• **Извлеченный текст**:
··········

В спектакле «Правду! Ничего, кроме правды!..» не было психологически отточенных характеров — в первую очередь, режиссер добивался публицистической заостренности, эстетики открытого диспута. И это новое для Товстоногова качество было по достоинству оценено критиками, писавшими о «превосходных режиссерских находках», об умении «приковать внимание зрителя к сцене, не дать притупиться остроте, новизне впечатлений». Не писали, пожалуй, лишь о том, что зритель на этом спектакле обладал некоторой свободой выбора — он мог верить или не верить персонажам, Ведущему; он мог с расстояния времени вынести собственный приговор давним событиям и их необходимости.

Другой вопрос, что обсуждать это вслух было не принято…

Почти полтора года после этого спектакля Георгий Александрович Товстоногов в своем театре не работал, ставил спектакли «на стороне», вновь и вновь «перечитывая заново» то, что уже было прочитано, осмыслено на подмостках Большого драматического. И, как и в предыдущие разы, это становится для нас свидетельством глубокого кризиса, в котором ощущал себя режиссер. Надо, необходимо было идти дальше, но куда и зачем? Как, какими силами можно и нужно было преодолевать политический прессинг, порой не дававший не только работать, но и дышать?

«Пауза» Георгия Александровича Товстоногова была вновь насыщена работой (пусть и не на своей сцене) и мыслями, о которых мы можем только догадываться.

Товстоногову было в то время уже 55 лет — возраст не мальчика, но мужа. Он воздвиг на берегу Фонтанки свою империю, потеснить которую никто не был в силах. Выросли сыновья. Существовал свой дом, которым правила любимая сестра — помощница, советчица и ему, и сыновьям, и своему мужу, Евгению Лебедеву, ставшему одной из ярчайших звезд товстоноговской труппы. В этом доме не было жены, но все остальное радовало: здесь было по-человечески тепло, уютно, спокойно. Здесь можно было сидеть за большим столом на кухне, смотреть программу «Время» по телевизору и обсуждать новости с семьей, а можно было закрыть за собой дверь и оказаться в своей квартире, в своем мире, Наедине со своими мыслями и своими книгами. Георгий Александрович высоко ценил ту бытовую обустроенность, ту заботу, которыми окружила его Натела Александровна. Он был ей благодарен, своей маленькой Додо, за то, что она выросла такой мудрой, хозяйственной, самостоятельной.

А еще была небольшая дача в живописном Комарове, там, где заканчивалась длинная, извилистая улица Островского и начиналась Озерная — ведущая через леса и поля к Щучьему озеру. Идти надо было мимо кладбища, маленького, почти деревенского, мало кому известного до той поры, пока именно здесь не пожелала быть похороненной Анна Андреевна Ахматова. Комарово было своеобразным земным раем для творческой интеллигенции Ленинграда; здесь жили драматурги, режиссеры, артисты, в Доме творчества отдыхали театральные деятели из других городов. Здесь, на кортах, кипели теннисные поединки, в которых Георгий Александрович и Натела Александровна, с детства любившие теннис, непременно принимали участие.

··········

• **Задания**:
A - Скопируйте из текста о Товстоногове фрагмент, начиная со слов «Почти полтора года» и далее вплоть до слов «можем только догадываться.».
B - Перечислите всех людей, которых текст о Товстоногове называет по имени или фамилии.

··········

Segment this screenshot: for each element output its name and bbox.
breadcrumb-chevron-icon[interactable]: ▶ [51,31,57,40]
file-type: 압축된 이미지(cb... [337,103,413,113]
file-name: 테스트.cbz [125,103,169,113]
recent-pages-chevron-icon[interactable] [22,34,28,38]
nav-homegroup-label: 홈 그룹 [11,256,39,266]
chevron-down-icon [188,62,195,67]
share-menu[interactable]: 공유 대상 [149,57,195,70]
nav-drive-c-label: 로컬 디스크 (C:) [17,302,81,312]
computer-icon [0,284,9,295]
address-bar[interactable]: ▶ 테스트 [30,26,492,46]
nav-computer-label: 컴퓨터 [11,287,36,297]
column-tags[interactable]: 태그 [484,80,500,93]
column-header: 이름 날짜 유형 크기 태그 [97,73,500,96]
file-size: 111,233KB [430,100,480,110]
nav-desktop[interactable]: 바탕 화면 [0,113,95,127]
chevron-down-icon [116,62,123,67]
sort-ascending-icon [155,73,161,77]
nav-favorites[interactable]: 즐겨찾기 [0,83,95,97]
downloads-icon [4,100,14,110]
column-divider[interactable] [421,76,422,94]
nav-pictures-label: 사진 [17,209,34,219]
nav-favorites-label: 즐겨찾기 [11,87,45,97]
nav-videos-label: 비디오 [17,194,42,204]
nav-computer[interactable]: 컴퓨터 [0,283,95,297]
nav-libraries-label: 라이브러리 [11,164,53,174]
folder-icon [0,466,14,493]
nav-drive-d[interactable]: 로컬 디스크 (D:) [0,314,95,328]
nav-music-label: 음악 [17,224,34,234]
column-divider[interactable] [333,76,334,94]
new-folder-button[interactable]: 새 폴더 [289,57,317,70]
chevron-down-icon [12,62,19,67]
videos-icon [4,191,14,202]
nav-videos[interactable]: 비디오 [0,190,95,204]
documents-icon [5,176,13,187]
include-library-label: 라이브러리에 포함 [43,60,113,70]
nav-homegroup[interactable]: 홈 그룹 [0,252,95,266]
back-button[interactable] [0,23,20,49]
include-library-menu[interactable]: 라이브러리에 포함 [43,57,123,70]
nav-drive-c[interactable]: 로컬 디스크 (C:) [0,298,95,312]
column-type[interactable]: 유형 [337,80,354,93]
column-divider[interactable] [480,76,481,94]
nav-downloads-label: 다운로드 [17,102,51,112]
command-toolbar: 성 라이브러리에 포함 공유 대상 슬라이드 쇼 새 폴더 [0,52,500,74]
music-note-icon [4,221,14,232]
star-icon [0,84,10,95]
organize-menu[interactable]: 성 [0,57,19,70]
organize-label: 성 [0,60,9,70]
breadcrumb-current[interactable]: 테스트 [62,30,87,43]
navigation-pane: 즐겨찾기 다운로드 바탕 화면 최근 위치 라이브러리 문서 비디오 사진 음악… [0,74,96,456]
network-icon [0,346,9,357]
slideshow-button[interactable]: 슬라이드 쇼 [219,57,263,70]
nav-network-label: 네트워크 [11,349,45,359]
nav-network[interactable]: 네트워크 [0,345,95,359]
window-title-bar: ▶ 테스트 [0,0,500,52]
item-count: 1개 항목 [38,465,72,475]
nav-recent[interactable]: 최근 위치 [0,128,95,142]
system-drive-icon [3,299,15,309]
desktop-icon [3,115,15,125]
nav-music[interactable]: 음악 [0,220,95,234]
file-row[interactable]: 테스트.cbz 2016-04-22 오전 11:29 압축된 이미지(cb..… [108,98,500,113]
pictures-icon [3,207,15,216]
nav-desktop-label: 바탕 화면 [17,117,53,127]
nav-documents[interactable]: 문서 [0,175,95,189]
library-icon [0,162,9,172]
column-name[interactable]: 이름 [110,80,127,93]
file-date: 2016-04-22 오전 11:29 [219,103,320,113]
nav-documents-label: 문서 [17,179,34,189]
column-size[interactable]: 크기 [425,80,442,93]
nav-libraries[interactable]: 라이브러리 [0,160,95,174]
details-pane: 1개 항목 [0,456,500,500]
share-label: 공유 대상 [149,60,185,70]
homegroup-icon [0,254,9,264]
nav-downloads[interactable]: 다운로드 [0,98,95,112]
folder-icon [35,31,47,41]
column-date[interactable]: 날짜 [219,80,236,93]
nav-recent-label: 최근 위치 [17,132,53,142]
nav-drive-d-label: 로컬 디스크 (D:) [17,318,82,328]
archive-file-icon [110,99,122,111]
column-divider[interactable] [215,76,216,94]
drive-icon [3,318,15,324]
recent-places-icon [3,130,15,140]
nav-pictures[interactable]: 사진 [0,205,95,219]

··········

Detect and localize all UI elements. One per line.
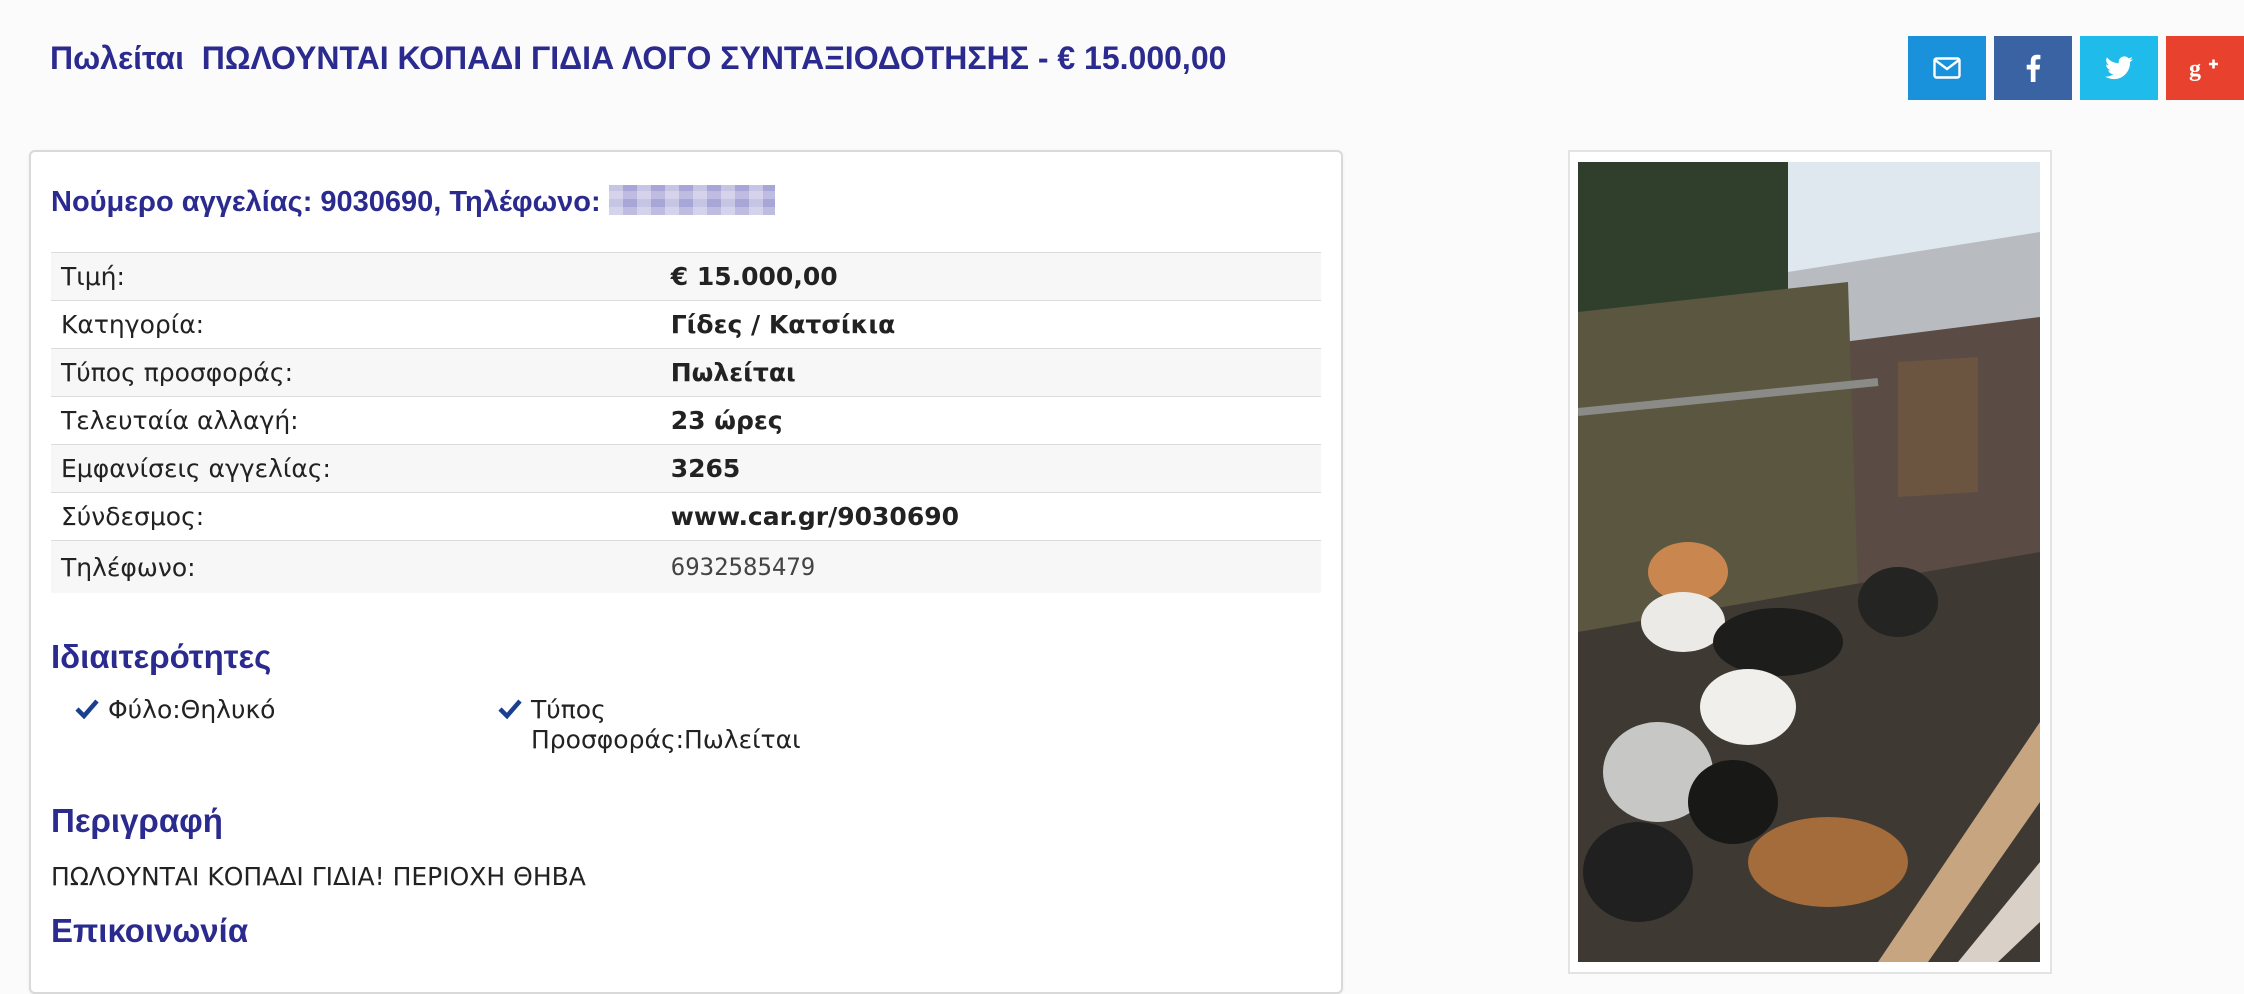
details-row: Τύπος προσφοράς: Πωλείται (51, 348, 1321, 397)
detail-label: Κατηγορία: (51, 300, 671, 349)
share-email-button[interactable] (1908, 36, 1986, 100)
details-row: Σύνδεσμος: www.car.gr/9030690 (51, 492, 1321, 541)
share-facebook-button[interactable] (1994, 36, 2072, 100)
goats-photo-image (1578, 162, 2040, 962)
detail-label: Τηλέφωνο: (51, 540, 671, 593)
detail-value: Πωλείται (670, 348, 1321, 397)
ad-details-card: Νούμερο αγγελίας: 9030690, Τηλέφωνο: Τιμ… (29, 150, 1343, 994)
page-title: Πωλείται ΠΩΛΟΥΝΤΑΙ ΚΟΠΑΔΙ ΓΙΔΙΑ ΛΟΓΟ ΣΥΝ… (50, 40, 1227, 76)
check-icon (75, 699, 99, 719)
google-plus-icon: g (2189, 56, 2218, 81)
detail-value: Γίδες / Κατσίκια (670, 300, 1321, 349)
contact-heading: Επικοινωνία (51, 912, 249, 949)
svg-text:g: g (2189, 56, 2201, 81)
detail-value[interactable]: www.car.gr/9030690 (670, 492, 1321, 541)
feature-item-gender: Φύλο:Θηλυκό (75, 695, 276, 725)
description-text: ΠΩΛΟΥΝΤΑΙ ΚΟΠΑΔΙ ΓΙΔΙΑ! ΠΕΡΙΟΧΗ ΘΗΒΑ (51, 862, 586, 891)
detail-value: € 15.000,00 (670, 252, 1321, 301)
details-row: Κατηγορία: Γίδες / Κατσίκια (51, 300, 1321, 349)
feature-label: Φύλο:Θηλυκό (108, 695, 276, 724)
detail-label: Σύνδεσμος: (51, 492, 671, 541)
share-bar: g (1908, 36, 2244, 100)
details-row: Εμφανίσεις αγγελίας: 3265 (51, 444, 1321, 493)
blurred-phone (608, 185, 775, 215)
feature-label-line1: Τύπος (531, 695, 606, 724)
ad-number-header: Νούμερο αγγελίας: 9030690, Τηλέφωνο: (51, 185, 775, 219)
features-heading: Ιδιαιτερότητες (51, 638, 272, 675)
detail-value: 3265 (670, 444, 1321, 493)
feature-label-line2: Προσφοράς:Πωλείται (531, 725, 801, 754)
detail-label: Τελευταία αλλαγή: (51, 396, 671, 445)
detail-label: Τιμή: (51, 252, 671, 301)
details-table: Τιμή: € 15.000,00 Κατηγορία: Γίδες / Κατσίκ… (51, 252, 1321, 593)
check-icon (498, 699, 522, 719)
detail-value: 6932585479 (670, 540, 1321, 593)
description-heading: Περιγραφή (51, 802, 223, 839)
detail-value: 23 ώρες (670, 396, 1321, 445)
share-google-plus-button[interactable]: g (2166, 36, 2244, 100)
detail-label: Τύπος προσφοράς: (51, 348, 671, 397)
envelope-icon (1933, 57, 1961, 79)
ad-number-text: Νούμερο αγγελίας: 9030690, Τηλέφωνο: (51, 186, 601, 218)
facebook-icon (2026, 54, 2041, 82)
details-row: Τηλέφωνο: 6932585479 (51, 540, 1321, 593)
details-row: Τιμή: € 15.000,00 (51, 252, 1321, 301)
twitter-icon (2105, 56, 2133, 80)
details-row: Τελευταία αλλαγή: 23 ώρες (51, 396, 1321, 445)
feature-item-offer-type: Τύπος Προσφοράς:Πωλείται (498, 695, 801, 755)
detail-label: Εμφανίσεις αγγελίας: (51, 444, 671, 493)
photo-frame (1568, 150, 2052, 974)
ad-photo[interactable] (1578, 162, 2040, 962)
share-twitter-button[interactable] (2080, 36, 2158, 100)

··········

• **Ответы с решениями**:
A -
Почти полтора года после этого спектакля Георгий Александрович Товстоногов в своем театре не работал, ставил спектакли «на стороне», вновь и вновь «перечитывая заново» то, что уже было прочитано, осмыслено на подмостках Большого драматического. И, как и в предыдущие разы, это становится для нас свидетельством глубокого кризиса, в котором ощущал себя режиссер. Надо, необходимо было идти дальше, но куда и зачем? Как, какими силами можно и нужно было преодолевать политический прессинг, порой не дававший не только работать, но и дышать?

«Пауза» Георгия Александровича Товстоногова была вновь насыщена работой (пусть и не на своей сцене) и мыслями, о которых мы можем только догадываться.

B - Георгий Александрович Товстоногов, Евгений Лебедев, Натела Александровна, Анна Андреевна Ахматова